- EXTRACT TO READ -
▶

Let me take a step back, though… What do we ultimately want? We want to grow our business and help others along the way achieve their goals, and in order to do that with real estate it is a long-term play, usually. You might be a fix and flipper who’s listening, you might bring in investors, but even if you’re a fix and flipper who brings an investor, the fix and flip will likely take – start to finish – six months (about), but you’re probably gonna want that investor on multiple deals, so it’s a long-term thing.
With my deals, apartment syndications, they’re projected to be, each of them, five years. So it’s a five-year relationship. Name a five-year relationship you’ve had with someone…

Theo Hicks: Exactly five years?

Joe Fairless: Or more.

Theo Hicks: I don’t even know my wife for five years.

Joe Fairless: Exactly, and we are bringing in business partners who we’re gonna be in relationship with for five years, so we have to be really comfortable with them. You were incredibly selective with Marcella, right?

Theo Hicks: I was.

Joe Fairless: Yes, you chose to marry her; congratulations, by the way. It’s been two or three weeks, right?

Theo Hicks: Yeah.

Joe Fairless: And it’s important that I’m selective with who I bring on for a five-year plan, because we’ve all gotta be selective. So because we need to be selective, because it’s a long-term commitment, we’ve gotta identify what do we look for.

I’ve taken some notes here, so we can have a structured conversation. For me it’s really simple, and we’ll get to two red flags in a second. Let’s talk about what we’re looking for first.

One is it’s someone who trusts me as a person. As a human being, they know or believe or trust in me, they know or believe that I’m a good person. I am a good person, but they have to believe that. If they don’t believe that, if they think I am an evil person or someone who is out to get them, then they’re gonna act differently than someone who trusts me as a human being, and we’ll get into how that could manifest itself later.

Two is I want them to treat me as a partner, not as a vendor, because technically, we are partners. I’m on the general partnership side AND limited partnership side, because I co-invest in all the deals, and they’re on the limited partnership side. Both of those categories have a common word in them, and that’s “partnership”. So we are a partner, and not a vendor.

◀

- WORK TO DO -
Pick up the conversation about choosing long-term real estate partners right after its last sentence and keep it going. The listing is not needed for this work.

- INFORMATION PROVIDED -
▶

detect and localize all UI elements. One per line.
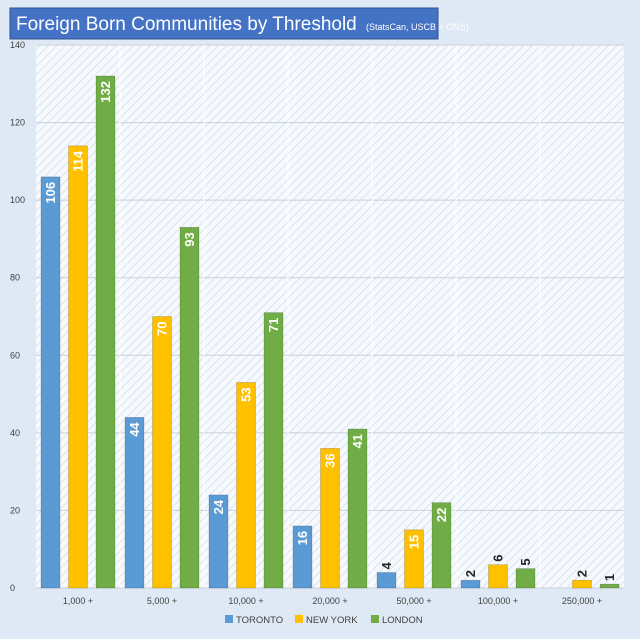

◀

- RESULT FOR THIS TASK -
And third is that I look for someone who I can be in a five-year relationship with. Those are the three things.

Now, have you read the book Blink by Malcolm Gladwell? It talks about thin slicing.

Theo Hicks: Yeah, I’ve read that book.

Joe Fairless: Okay. Well, in the book Blink – and Best Ever listeners, if you haven’t read the book, go read the book; it’s a really good book – he talks about thin slicing. Thin slicing is basically the science of making quick informed decisions within a blink of an eye. You do that based on your previous life experiences and other context clues that are coming at you, and Malcolm Gladwell makes a case that you can make well-informed decisions, in fact more intelligent and accurate decisions in a blink of an eye, compared to if you laboriously look over a problem and you come up with a conclusion five hours later or five weeks later.

Well, in that book there is a study that I’ll always remember, and the study is about couples. For the Best Ever listeners who are listening to the numbers I’m about to say, I don’t exactly remember the exact numbers, but it’s approximately what I’m about to say. Close enough. So in one of the studies in the book, it’s a study on marriages and the likelihood of a couple getting divorced in the future. What they did is they hooked up the couple’s brains with these helmets with sensors and stuff on their brains, and they had the couple in a room, and they asked the couple to talk about a topic that is a point of contention between them, so something they don’t agree on.

When they hooked them up and the couple talked about maybe getting a dog, for example – one doesn’t want a dog, one does want a dog. After just seven seconds of them discussing the dog topic, the scientist was able to determine within 90+ percent accuracy if they were gonna get divorced in two years. If they are gonna be divorced in the future, they could predict with a 90+ percent accuracy based on seven seconds of interaction talking about something that they don’t agree on. It’s in the book Blink, by Malcolm Gladwell.

So that’s interesting, but how do they determine that? What’s the takeaway? The main thing they identified is in the way the face moves and the way your tone is and what you say in that short period of time, they picked up thousands of different cues and they put it in an algorithm and they identified that there’s one leading emotion that if it showed up in that seven-second span, then you’re done as a couple. Guess what that is.

Theo Hicks: I don’t know. I remember the study from the book, but I can’t remember what it was.

Joe Fairless: Guess.

Theo Hicks: Disgust?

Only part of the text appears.